TASK DIRECTIONS:
Exactly reproduce the lines that follow.

[Entries with figure data]
+ + +

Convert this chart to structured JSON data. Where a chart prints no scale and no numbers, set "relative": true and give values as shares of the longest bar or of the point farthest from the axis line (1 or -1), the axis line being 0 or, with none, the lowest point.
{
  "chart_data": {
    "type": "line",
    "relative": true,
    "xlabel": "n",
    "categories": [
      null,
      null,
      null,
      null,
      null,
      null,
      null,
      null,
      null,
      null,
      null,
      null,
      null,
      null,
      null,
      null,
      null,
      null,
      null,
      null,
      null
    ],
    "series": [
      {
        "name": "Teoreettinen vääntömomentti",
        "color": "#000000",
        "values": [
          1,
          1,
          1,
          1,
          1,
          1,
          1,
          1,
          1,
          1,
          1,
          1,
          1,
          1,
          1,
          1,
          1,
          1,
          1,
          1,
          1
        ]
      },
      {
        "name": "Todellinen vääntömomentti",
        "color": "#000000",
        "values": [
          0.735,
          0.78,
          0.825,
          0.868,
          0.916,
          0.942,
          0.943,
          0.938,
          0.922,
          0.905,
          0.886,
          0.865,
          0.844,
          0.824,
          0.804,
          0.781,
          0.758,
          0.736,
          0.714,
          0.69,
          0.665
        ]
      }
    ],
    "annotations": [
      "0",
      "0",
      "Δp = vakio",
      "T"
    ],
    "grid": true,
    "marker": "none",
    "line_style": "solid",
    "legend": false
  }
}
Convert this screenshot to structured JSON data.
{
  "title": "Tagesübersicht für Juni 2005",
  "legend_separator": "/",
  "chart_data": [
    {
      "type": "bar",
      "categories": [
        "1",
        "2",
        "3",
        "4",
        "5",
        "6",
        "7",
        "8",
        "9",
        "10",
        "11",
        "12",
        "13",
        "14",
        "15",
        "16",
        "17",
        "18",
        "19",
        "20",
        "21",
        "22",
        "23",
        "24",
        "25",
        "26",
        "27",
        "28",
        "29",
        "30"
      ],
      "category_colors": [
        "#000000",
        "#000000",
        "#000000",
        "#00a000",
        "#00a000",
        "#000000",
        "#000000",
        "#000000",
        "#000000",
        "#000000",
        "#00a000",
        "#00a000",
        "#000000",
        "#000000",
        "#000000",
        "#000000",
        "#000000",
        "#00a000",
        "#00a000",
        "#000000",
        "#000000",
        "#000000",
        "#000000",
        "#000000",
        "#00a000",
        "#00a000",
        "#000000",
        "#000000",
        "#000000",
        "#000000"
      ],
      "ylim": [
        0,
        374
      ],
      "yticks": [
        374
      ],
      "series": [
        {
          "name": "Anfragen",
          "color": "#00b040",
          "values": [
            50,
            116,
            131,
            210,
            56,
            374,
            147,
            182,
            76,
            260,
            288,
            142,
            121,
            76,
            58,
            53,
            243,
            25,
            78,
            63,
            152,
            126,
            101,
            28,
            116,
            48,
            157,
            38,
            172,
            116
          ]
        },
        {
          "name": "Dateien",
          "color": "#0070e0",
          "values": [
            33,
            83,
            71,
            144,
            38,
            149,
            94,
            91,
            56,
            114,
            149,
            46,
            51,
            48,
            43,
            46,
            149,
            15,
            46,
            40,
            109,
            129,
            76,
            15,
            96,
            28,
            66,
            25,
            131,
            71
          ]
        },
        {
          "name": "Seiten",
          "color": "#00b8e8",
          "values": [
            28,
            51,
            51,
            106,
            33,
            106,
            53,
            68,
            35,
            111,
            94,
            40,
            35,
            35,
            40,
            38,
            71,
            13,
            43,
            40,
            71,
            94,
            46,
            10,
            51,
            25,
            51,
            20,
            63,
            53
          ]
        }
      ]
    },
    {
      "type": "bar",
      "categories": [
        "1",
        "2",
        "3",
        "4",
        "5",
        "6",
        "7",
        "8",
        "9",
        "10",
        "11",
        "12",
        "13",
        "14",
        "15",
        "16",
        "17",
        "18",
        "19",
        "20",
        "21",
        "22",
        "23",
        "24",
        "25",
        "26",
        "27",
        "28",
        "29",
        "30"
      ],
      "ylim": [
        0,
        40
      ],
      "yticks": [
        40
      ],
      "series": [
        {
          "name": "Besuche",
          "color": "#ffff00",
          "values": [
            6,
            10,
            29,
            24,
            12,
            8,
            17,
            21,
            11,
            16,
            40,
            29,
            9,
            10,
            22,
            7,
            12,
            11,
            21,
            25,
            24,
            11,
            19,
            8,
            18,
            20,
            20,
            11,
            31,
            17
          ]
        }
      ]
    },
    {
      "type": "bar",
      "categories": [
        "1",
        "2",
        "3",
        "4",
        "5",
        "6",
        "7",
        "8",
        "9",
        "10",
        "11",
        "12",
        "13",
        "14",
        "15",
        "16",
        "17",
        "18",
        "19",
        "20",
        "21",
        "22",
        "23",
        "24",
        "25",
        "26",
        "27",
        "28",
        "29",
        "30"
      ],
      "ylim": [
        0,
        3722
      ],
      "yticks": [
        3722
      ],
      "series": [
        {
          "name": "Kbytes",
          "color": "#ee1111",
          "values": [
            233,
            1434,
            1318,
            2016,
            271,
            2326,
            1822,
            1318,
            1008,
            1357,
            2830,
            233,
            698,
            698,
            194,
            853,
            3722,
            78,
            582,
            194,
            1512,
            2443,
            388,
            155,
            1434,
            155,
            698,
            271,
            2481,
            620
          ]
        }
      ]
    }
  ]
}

+ + +

OUTPUT OF THE EXERCISE:
Convert this chart to structured JSON data. Where a chart prints no scale and no numbers, set "relative": true and give values as shares of the longest bar or of the point farthest from the axis line (1 or -1), the axis line being 0 or, with none, the lowest point.
{
  "chart_data": {
    "type": "line",
    "relative": true,
    "xlabel": "n",
    "categories": [
      null,
      null,
      null,
      null,
      null,
      null,
      null,
      null,
      null,
      null,
      null,
      null,
      null,
      null,
      null,
      null,
      null,
      null,
      null,
      null,
      null
    ],
    "series": [
      {
        "name": "Teoreettinen vääntömomentti",
        "color": "#000000",
        "values": [
          1,
          1,
          1,
          1,
          1,
          1,
          1,
          1,
          1,
          1,
          1,
          1,
          1,
          1,
          1,
          1,
          1,
          1,
          1,
          1,
          1
        ]
      },
      {
        "name": "Todellinen vääntömomentti",
        "color": "#000000",
        "values": [
          0.735,
          0.78,
          0.825,
          0.868,
          0.916,
          0.942,
          0.943,
          0.938,
          0.922,
          0.905,
          0.886,
          0.865,
          0.844,
          0.824,
          0.804,
          0.781,
          0.758,
          0.736,
          0.714,
          0.69,
          0.665
        ]
      }
    ],
    "annotations": [
      "0",
      "0",
      "Δp = vakio",
      "T"
    ],
    "grid": true,
    "marker": "none",
    "line_style": "solid",
    "legend": false
  }
}
Convert this screenshot to structured JSON data.
{
  "title": "Tagesübersicht für Juni 2005",
  "legend_separator": "/",
  "chart_data": [
    {
      "type": "bar",
      "categories": [
        "1",
        "2",
        "3",
        "4",
        "5",
        "6",
        "7",
        "8",
        "9",
        "10",
        "11",
        "12",
        "13",
        "14",
        "15",
        "16",
        "17",
        "18",
        "19",
        "20",
        "21",
        "22",
        "23",
        "24",
        "25",
        "26",
        "27",
        "28",
        "29",
        "30"
      ],
      "category_colors": [
        "#000000",
        "#000000",
        "#000000",
        "#00a000",
        "#00a000",
        "#000000",
        "#000000",
        "#000000",
        "#000000",
        "#000000",
        "#00a000",
        "#00a000",
        "#000000",
        "#000000",
        "#000000",
        "#000000",
        "#000000",
        "#00a000",
        "#00a000",
        "#000000",
        "#000000",
        "#000000",
        "#000000",
        "#000000",
        "#00a000",
        "#00a000",
        "#000000",
        "#000000",
        "#000000",
        "#000000"
      ],
      "ylim": [
        0,
        374
      ],
      "yticks": [
        374
      ],
      "series": [
        {
          "name": "Anfragen",
          "color": "#00b040",
          "values": [
            50,
            116,
            131,
            210,
            56,
            374,
            147,
            182,
            76,
            260,
            288,
            142,
            121,
            76,
            58,
            53,
            243,
            25,
            78,
            63,
            152,
            126,
            101,
            28,
            116,
            48,
            157,
            38,
            172,
            116
          ]
        },
        {
          "name": "Dateien",
          "color": "#0070e0",
          "values": [
            33,
            83,
            71,
            144,
            38,
            149,
            94,
            91,
            56,
            114,
            149,
            46,
            51,
            48,
            43,
            46,
            149,
            15,
            46,
            40,
            109,
            129,
            76,
            15,
            96,
            28,
            66,
            25,
            131,
            71
          ]
        },
        {
          "name": "Seiten",
          "color": "#00b8e8",
          "values": [
            28,
            51,
            51,
            106,
            33,
            106,
            53,
            68,
            35,
            111,
            94,
            40,
            35,
            35,
            40,
            38,
            71,
            13,
            43,
            40,
            71,
            94,
            46,
            10,
            51,
            25,
            51,
            20,
            63,
            53
          ]
        }
      ]
    },
    {
      "type": "bar",
      "categories": [
        "1",
        "2",
        "3",
        "4",
        "5",
        "6",
        "7",
        "8",
        "9",
        "10",
        "11",
        "12",
        "13",
        "14",
        "15",
        "16",
        "17",
        "18",
        "19",
        "20",
        "21",
        "22",
        "23",
        "24",
        "25",
        "26",
        "27",
        "28",
        "29",
        "30"
      ],
      "ylim": [
        0,
        40
      ],
      "yticks": [
        40
      ],
      "series": [
        {
          "name": "Besuche",
          "color": "#ffff00",
          "values": [
            6,
            10,
            29,
            24,
            12,
            8,
            17,
            21,
            11,
            16,
            40,
            29,
            9,
            10,
            22,
            7,
            12,
            11,
            21,
            25,
            24,
            11,
            19,
            8,
            18,
            20,
            20,
            11,
            31,
            17
          ]
        }
      ]
    },
    {
      "type": "bar",
      "categories": [
        "1",
        "2",
        "3",
        "4",
        "5",
        "6",
        "7",
        "8",
        "9",
        "10",
        "11",
        "12",
        "13",
        "14",
        "15",
        "16",
        "17",
        "18",
        "19",
        "20",
        "21",
        "22",
        "23",
        "24",
        "25",
        "26",
        "27",
        "28",
        "29",
        "30"
      ],
      "ylim": [
        0,
        3722
      ],
      "yticks": [
        3722
      ],
      "series": [
        {
          "name": "Kbytes",
          "color": "#ee1111",
          "values": [
            233,
            1434,
            1318,
            2016,
            271,
            2326,
            1822,
            1318,
            1008,
            1357,
            2830,
            233,
            698,
            698,
            194,
            853,
            3722,
            78,
            582,
            194,
            1512,
            2443,
            388,
            155,
            1434,
            155,
            698,
            271,
            2481,
            620
          ]
        }
      ]
    }
  ]
}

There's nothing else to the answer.